# Listed records
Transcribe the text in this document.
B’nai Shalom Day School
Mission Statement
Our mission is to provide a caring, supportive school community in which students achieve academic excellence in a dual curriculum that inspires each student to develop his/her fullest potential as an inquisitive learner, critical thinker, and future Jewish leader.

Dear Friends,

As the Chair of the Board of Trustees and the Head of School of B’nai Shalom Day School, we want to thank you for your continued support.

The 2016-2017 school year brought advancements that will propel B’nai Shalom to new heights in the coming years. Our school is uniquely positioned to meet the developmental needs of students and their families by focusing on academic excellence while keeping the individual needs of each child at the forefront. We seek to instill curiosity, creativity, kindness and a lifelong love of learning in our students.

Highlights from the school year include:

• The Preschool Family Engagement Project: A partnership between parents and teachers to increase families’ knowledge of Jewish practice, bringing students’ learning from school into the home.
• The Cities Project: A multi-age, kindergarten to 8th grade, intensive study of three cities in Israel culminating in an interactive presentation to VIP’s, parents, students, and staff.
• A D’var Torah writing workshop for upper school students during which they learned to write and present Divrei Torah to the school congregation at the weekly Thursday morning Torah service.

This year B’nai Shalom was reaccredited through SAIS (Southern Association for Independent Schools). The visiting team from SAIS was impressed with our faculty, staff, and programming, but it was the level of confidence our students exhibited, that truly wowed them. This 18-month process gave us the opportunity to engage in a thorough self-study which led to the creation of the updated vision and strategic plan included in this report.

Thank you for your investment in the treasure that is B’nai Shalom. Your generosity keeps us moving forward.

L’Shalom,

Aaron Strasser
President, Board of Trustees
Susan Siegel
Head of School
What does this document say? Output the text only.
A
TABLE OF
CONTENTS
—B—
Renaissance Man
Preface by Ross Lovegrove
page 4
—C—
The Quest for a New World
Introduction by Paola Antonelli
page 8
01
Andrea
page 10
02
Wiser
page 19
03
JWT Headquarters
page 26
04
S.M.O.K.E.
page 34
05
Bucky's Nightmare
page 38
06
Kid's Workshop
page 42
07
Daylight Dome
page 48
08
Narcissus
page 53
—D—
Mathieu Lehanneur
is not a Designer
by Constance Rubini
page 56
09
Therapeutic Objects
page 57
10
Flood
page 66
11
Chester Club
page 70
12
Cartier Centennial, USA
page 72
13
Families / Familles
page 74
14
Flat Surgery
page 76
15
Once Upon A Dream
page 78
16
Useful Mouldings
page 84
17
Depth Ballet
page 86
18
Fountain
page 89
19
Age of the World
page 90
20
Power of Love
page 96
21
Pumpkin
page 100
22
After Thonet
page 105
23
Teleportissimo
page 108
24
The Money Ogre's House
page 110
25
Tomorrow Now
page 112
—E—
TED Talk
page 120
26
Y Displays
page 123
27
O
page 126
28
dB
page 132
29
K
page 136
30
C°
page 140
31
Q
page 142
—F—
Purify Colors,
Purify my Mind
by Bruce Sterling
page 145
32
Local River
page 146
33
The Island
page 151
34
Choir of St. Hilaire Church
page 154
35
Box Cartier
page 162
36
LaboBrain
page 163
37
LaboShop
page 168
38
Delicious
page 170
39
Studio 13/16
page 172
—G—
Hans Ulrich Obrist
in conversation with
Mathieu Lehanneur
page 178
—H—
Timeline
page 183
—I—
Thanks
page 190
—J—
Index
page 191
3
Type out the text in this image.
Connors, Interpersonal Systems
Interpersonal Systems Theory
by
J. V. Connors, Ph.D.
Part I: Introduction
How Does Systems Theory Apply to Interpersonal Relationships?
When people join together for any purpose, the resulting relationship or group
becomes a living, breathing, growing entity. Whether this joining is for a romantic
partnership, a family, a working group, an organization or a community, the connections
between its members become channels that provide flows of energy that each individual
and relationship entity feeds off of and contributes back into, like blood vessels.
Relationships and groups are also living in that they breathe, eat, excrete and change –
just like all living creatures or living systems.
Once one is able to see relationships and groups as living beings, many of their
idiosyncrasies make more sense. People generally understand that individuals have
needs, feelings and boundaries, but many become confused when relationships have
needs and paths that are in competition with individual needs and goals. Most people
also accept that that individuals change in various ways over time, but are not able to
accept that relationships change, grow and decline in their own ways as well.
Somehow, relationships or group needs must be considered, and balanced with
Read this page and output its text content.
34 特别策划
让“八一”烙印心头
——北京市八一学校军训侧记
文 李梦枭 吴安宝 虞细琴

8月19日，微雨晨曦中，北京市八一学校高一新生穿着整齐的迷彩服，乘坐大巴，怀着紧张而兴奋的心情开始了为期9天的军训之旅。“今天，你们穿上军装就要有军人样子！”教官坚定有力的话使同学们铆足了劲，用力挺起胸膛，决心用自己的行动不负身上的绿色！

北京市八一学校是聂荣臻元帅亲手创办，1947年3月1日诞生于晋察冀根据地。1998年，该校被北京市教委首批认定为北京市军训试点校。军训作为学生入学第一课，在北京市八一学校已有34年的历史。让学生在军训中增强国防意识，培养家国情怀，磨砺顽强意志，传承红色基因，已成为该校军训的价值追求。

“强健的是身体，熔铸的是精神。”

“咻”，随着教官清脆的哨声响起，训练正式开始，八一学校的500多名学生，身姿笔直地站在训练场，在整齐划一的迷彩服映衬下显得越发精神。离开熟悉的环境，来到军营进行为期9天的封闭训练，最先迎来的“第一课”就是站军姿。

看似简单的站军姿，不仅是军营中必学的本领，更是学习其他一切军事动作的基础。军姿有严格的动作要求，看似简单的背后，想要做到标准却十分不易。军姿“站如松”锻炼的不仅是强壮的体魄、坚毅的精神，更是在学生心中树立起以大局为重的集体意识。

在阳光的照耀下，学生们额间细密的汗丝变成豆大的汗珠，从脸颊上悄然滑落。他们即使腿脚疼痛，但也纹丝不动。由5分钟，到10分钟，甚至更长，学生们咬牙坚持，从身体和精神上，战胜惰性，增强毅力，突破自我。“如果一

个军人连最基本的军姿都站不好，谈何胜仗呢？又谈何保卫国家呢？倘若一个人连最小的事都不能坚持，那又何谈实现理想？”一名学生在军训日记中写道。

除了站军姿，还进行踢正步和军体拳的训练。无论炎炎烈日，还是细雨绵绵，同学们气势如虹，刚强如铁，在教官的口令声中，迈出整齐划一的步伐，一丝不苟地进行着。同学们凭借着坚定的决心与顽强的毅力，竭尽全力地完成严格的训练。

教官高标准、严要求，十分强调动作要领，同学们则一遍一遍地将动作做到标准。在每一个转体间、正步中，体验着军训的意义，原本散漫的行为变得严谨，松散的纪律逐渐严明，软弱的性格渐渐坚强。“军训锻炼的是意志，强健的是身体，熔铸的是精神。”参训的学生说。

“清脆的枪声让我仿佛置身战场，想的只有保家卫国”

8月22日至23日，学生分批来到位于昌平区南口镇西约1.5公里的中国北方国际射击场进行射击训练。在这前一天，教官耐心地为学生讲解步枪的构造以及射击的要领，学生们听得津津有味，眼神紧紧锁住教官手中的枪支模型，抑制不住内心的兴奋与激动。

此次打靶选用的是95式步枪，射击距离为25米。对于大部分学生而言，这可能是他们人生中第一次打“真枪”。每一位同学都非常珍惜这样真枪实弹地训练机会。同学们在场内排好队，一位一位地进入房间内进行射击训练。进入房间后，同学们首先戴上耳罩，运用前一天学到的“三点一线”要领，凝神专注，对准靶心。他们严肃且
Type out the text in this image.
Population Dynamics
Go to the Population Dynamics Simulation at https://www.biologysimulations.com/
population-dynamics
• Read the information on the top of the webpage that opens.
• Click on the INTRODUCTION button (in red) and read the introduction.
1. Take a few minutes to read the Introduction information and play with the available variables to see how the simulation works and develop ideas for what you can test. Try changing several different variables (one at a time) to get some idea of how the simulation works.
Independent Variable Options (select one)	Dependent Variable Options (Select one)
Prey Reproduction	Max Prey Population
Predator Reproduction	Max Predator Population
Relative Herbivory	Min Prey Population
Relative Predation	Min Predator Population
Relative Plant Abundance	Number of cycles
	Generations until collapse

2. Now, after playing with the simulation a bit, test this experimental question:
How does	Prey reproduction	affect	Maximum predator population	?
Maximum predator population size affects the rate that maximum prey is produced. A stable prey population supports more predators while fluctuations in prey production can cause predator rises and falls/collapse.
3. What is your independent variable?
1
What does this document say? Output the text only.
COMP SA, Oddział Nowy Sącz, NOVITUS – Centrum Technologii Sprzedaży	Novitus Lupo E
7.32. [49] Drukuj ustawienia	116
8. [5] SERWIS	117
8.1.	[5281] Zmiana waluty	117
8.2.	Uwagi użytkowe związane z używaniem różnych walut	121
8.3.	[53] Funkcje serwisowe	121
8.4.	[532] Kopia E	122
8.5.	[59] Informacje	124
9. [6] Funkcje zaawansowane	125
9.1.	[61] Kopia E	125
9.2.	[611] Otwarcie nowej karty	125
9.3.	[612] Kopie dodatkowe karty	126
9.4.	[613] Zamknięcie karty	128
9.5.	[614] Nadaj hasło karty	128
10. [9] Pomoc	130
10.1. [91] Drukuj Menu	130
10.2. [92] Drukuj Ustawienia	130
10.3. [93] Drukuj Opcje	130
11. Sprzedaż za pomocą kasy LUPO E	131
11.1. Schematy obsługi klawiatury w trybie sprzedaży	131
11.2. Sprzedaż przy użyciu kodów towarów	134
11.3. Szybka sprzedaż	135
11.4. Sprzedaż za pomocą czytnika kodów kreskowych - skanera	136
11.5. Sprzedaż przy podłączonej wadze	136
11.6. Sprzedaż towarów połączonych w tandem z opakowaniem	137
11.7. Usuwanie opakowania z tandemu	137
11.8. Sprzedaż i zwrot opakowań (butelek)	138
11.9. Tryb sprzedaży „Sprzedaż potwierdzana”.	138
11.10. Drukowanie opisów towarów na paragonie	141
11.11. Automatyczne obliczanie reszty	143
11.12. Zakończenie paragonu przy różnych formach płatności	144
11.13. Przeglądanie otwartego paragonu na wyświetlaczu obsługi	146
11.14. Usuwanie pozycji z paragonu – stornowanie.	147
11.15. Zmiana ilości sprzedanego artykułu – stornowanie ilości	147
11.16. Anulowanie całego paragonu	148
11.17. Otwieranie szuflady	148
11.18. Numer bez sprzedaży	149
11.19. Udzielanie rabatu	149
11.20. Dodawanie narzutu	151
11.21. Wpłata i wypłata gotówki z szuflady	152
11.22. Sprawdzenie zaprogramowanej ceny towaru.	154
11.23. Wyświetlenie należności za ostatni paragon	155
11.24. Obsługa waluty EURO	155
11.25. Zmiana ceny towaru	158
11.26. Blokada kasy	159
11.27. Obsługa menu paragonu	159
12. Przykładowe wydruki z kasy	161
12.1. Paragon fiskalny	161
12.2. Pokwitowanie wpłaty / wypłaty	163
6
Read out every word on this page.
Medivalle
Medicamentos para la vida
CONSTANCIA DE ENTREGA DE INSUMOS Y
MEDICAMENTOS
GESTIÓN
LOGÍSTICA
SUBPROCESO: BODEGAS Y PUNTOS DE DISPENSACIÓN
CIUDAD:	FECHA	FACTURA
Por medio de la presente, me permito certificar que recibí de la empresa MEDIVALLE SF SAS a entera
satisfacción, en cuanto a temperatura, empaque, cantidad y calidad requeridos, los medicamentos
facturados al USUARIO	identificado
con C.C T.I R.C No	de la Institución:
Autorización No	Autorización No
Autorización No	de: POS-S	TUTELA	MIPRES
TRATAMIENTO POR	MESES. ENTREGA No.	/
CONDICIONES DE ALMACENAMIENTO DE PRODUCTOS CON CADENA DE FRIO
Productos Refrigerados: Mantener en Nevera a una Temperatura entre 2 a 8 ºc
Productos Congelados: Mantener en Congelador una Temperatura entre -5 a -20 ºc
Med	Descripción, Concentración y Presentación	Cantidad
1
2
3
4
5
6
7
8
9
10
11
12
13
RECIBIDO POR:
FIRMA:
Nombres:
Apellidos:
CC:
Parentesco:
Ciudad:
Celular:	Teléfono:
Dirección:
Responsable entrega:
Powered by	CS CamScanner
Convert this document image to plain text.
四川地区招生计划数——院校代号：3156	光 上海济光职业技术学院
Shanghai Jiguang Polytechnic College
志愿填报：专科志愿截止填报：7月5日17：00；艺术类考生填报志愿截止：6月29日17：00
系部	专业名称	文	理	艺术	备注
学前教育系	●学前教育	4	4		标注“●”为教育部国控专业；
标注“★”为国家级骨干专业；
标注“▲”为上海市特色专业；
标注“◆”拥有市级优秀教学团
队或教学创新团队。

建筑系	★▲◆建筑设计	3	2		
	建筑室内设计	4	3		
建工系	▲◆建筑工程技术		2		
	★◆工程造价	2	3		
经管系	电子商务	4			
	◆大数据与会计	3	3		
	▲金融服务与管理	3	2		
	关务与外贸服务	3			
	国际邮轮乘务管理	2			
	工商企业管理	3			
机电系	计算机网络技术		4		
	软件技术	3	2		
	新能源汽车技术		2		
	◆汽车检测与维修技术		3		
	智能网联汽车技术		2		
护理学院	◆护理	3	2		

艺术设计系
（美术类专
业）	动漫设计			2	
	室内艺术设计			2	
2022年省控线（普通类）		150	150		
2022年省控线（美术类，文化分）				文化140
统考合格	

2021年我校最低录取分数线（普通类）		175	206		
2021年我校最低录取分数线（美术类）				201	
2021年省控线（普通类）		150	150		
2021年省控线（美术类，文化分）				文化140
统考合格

# Exercise description
Return every line above in which the string "kasy" occurs.

# Completed task
11. Sprzedaż za pomocą kasy LUPO E	131
11.26. Blokada kasy	159
12. Przykładowe wydruki z kasy	161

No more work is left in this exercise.